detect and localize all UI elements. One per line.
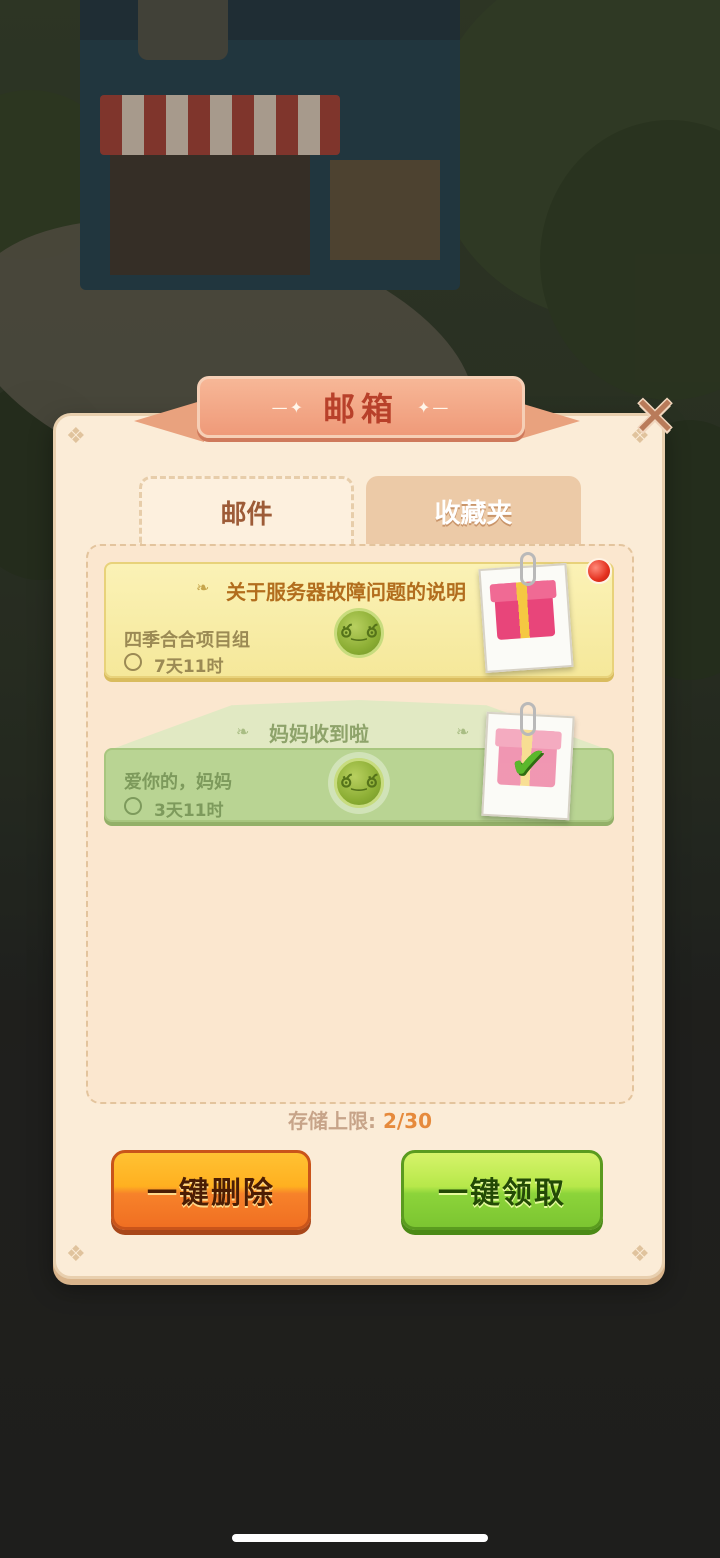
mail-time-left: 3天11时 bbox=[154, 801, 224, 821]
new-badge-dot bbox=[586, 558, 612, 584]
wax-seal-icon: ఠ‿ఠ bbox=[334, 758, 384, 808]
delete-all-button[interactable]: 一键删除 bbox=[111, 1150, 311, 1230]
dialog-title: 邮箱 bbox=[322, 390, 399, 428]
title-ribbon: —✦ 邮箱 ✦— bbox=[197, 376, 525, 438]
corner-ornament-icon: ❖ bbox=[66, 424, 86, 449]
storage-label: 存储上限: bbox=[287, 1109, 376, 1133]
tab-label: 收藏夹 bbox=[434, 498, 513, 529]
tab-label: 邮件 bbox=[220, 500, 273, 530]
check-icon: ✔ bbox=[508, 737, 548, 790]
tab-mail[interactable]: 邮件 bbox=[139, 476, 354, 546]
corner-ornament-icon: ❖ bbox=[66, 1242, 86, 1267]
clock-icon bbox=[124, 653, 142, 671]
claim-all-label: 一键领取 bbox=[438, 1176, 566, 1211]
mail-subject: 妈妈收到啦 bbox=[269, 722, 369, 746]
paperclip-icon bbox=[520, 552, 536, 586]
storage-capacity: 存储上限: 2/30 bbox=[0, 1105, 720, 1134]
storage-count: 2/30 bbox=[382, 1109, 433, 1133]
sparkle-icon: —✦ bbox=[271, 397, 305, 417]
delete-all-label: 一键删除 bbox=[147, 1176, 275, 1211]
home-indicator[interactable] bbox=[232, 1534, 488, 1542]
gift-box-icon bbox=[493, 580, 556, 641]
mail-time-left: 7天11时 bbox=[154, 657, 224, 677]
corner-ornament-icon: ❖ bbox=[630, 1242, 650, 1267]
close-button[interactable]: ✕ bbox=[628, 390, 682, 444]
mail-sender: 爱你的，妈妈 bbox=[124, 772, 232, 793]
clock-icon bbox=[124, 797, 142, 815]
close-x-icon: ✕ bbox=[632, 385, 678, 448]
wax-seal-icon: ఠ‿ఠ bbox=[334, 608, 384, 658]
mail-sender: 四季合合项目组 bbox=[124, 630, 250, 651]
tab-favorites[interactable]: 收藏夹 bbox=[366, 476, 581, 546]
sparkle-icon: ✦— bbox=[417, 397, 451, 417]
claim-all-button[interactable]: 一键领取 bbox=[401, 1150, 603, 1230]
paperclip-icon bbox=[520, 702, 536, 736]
________________
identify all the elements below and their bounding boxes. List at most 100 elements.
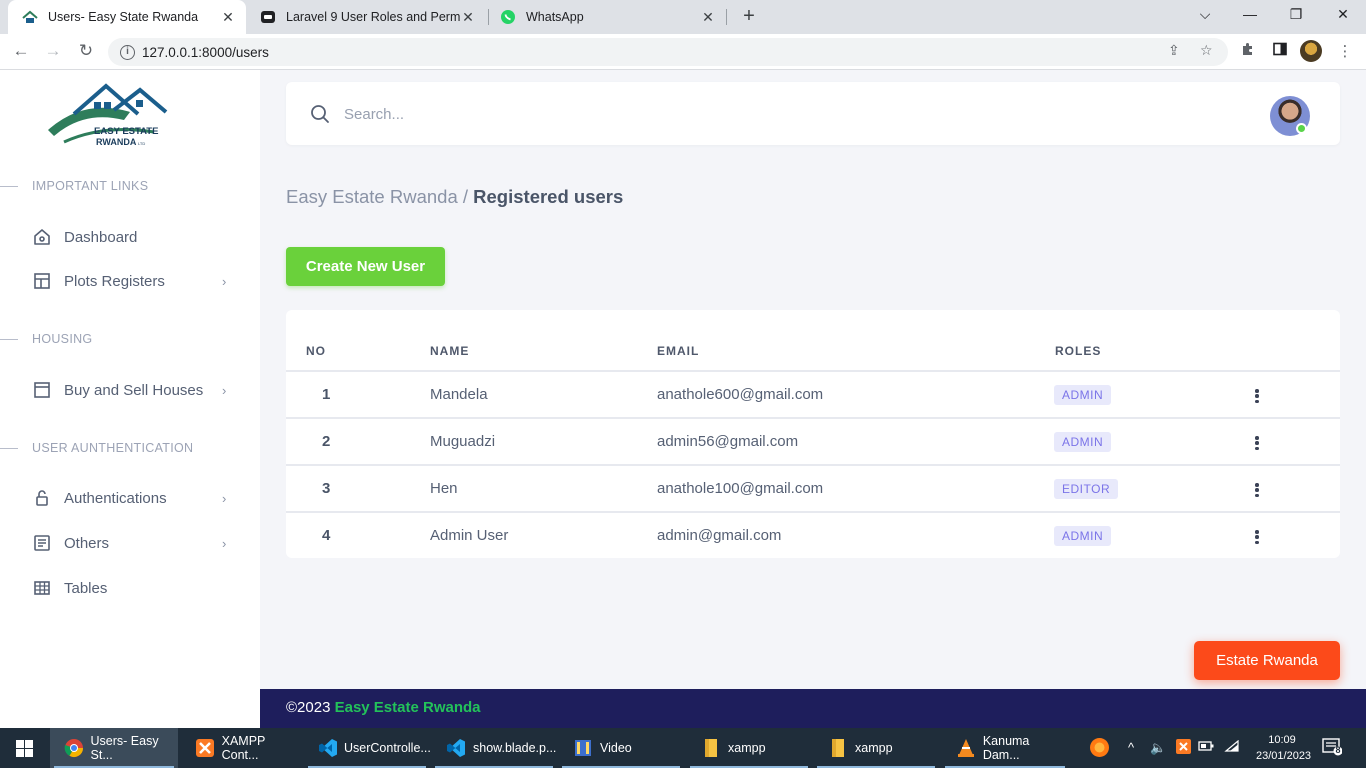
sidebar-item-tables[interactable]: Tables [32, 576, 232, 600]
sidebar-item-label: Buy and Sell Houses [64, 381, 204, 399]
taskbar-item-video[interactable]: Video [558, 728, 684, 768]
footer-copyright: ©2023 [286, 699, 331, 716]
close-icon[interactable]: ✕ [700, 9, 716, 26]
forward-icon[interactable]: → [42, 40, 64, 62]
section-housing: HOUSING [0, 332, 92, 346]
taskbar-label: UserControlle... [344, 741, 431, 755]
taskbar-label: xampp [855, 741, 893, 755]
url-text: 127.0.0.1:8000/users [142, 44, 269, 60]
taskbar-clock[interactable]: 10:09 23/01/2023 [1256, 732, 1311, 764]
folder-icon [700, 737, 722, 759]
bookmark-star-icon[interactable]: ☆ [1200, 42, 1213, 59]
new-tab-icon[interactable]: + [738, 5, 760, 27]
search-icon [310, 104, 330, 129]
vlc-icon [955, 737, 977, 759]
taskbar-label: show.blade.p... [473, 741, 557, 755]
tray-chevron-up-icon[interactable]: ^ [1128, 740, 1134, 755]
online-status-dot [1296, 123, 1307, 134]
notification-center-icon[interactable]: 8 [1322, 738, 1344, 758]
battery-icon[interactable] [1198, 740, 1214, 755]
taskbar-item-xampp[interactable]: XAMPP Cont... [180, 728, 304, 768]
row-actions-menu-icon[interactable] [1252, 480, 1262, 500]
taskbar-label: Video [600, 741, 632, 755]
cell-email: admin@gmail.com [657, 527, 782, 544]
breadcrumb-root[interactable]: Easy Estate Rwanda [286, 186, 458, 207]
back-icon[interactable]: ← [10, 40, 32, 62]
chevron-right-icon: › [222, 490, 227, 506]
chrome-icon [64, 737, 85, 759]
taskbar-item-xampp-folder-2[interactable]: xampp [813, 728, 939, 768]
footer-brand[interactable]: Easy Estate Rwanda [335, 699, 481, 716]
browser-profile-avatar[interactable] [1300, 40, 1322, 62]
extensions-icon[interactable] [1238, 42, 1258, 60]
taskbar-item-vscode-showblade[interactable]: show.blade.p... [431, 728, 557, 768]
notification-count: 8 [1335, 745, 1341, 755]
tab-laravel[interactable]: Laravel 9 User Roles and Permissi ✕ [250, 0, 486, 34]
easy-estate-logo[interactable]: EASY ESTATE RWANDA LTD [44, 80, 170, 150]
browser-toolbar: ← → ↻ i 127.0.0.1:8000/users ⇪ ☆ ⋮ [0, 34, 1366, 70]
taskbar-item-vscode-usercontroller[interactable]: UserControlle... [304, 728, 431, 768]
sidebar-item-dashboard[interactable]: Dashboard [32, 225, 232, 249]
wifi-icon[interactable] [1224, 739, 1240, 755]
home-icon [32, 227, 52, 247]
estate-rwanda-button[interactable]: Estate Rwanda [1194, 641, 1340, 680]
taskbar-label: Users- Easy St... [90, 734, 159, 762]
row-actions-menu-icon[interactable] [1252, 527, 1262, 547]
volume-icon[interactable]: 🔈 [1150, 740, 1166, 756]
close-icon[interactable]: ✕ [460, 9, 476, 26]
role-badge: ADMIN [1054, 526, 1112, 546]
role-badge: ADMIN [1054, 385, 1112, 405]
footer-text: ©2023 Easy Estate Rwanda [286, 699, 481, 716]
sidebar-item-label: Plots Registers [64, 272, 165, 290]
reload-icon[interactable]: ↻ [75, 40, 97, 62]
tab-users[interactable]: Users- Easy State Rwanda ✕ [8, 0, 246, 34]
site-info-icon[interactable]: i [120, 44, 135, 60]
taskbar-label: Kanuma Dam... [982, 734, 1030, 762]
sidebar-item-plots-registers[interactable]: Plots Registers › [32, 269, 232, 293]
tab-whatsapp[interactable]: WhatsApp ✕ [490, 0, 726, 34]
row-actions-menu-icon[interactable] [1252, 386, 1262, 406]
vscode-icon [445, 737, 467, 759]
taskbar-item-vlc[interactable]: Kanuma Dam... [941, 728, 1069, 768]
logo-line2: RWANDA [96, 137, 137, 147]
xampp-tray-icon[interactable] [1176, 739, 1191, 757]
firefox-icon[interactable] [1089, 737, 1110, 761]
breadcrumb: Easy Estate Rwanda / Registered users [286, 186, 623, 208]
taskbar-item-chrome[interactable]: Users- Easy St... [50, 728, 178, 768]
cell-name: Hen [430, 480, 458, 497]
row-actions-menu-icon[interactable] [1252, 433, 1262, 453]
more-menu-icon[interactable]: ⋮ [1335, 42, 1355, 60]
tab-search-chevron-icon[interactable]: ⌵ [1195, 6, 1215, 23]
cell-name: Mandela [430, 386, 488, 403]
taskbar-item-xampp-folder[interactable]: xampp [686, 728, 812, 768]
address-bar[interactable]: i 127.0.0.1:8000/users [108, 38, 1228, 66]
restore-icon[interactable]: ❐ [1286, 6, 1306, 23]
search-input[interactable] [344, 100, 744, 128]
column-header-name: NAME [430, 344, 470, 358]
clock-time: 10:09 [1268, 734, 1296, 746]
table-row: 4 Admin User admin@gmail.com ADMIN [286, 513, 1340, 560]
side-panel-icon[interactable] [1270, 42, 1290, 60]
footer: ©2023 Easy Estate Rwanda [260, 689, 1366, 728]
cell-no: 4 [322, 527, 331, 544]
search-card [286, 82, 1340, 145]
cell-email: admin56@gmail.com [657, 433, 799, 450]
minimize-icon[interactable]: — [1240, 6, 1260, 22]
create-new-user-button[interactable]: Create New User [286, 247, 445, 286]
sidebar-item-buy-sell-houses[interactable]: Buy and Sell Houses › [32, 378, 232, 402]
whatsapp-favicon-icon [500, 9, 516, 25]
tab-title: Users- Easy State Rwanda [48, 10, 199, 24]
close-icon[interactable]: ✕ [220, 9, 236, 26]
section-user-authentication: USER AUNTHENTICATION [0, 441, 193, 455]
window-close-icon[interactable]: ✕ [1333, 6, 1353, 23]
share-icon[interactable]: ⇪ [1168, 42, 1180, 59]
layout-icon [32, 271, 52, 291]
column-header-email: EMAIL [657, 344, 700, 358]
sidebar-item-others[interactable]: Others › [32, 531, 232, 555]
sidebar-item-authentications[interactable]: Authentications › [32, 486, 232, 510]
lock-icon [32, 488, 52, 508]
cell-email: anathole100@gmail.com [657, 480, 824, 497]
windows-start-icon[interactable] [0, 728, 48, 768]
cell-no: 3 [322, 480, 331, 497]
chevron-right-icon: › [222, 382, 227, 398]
________________
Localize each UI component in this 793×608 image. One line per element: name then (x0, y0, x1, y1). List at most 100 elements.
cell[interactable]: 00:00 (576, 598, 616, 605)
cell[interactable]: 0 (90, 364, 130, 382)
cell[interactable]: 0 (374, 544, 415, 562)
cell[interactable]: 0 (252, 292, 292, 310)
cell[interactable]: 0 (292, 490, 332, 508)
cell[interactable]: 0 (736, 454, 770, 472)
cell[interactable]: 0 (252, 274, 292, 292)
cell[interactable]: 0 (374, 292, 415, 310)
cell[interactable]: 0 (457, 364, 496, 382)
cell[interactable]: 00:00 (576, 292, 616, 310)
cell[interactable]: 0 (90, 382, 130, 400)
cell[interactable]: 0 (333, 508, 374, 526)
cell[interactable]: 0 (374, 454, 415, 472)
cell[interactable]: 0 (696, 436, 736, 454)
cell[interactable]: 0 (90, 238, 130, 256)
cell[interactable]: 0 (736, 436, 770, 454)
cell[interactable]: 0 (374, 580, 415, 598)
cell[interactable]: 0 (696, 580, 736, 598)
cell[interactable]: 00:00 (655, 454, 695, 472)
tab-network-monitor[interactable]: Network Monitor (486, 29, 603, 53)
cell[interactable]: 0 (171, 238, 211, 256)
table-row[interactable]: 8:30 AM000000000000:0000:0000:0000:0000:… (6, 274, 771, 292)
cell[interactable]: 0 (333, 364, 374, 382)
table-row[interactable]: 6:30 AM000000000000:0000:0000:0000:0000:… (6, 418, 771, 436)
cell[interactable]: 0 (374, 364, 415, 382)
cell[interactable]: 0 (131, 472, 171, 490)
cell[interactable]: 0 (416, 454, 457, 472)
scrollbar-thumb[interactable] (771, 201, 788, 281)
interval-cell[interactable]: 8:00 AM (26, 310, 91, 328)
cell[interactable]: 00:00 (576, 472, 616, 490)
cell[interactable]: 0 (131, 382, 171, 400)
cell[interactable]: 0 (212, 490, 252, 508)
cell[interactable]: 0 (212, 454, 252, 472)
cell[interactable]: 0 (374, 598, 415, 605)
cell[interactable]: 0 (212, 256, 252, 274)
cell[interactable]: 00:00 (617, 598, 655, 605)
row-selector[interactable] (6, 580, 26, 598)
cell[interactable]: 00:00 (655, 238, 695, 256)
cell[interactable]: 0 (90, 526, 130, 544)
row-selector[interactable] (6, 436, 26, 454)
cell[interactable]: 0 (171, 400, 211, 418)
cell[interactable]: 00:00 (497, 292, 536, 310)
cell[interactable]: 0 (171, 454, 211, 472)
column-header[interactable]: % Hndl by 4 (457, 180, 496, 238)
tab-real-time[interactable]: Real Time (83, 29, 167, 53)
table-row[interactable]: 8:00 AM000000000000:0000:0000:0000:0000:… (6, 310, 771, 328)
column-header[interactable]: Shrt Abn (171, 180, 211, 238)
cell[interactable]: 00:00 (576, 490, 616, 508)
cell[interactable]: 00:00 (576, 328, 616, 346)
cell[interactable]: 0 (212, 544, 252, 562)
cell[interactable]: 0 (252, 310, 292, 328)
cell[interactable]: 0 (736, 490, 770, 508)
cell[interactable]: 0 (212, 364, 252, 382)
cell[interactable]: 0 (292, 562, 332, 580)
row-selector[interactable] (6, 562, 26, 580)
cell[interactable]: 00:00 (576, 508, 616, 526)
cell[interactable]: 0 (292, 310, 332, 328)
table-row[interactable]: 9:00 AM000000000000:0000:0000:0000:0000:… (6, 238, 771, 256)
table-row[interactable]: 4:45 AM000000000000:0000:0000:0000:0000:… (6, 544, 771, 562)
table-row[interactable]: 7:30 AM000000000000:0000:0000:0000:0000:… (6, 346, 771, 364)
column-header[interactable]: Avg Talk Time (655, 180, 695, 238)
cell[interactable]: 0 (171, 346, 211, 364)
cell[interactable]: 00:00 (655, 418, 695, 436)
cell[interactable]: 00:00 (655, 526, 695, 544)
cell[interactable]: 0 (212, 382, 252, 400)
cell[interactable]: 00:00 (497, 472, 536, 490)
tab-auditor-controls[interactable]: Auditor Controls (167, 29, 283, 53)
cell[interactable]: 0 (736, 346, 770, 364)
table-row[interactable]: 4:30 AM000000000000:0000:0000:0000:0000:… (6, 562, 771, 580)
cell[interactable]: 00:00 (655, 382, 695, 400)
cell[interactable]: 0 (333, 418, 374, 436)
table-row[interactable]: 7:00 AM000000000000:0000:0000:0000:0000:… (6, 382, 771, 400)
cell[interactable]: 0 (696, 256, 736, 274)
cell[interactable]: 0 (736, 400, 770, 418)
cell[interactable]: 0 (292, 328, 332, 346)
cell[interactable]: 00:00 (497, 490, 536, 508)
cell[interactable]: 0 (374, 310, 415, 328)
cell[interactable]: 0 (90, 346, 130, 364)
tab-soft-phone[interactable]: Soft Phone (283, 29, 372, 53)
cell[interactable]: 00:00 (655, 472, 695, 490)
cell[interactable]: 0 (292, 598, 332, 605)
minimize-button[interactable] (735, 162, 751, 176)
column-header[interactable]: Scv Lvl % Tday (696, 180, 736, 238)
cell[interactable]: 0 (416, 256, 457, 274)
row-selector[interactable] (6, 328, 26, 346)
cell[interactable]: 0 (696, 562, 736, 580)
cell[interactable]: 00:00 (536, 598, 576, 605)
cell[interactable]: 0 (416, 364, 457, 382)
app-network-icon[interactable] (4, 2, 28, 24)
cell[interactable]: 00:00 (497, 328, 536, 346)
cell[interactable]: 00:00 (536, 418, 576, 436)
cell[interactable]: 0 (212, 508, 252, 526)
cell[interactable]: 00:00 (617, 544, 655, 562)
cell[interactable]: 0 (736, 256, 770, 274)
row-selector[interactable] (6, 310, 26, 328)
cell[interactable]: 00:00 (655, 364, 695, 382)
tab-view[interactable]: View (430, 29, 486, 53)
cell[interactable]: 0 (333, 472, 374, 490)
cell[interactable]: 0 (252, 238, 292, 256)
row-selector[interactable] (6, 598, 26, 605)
________________
> Task requirements:
Copy out the lines verbatim, starting at the line that contains "Localize each UI" and ending at the line that contains "cell[interactable]: 0 (171, 238, 211, 256)", with both of those lines included.

> Result for this task:
Localize each UI component in this 793×608 image. One line per element: name then (x0, y0, x1, y1). List at most 100 elements.
cell[interactable]: 00:00 (576, 598, 616, 605)
cell[interactable]: 0 (90, 364, 130, 382)
cell[interactable]: 0 (374, 544, 415, 562)
cell[interactable]: 0 (252, 292, 292, 310)
cell[interactable]: 0 (292, 490, 332, 508)
cell[interactable]: 0 (736, 454, 770, 472)
cell[interactable]: 0 (252, 274, 292, 292)
cell[interactable]: 0 (374, 292, 415, 310)
cell[interactable]: 0 (457, 364, 496, 382)
cell[interactable]: 00:00 (576, 292, 616, 310)
cell[interactable]: 0 (90, 382, 130, 400)
cell[interactable]: 0 (333, 508, 374, 526)
cell[interactable]: 0 (374, 454, 415, 472)
cell[interactable]: 0 (696, 436, 736, 454)
cell[interactable]: 0 (90, 238, 130, 256)
cell[interactable]: 0 (736, 436, 770, 454)
cell[interactable]: 0 (374, 580, 415, 598)
cell[interactable]: 0 (696, 580, 736, 598)
cell[interactable]: 00:00 (655, 454, 695, 472)
tab-network-monitor[interactable]: Network Monitor (486, 29, 603, 53)
cell[interactable]: 0 (171, 238, 211, 256)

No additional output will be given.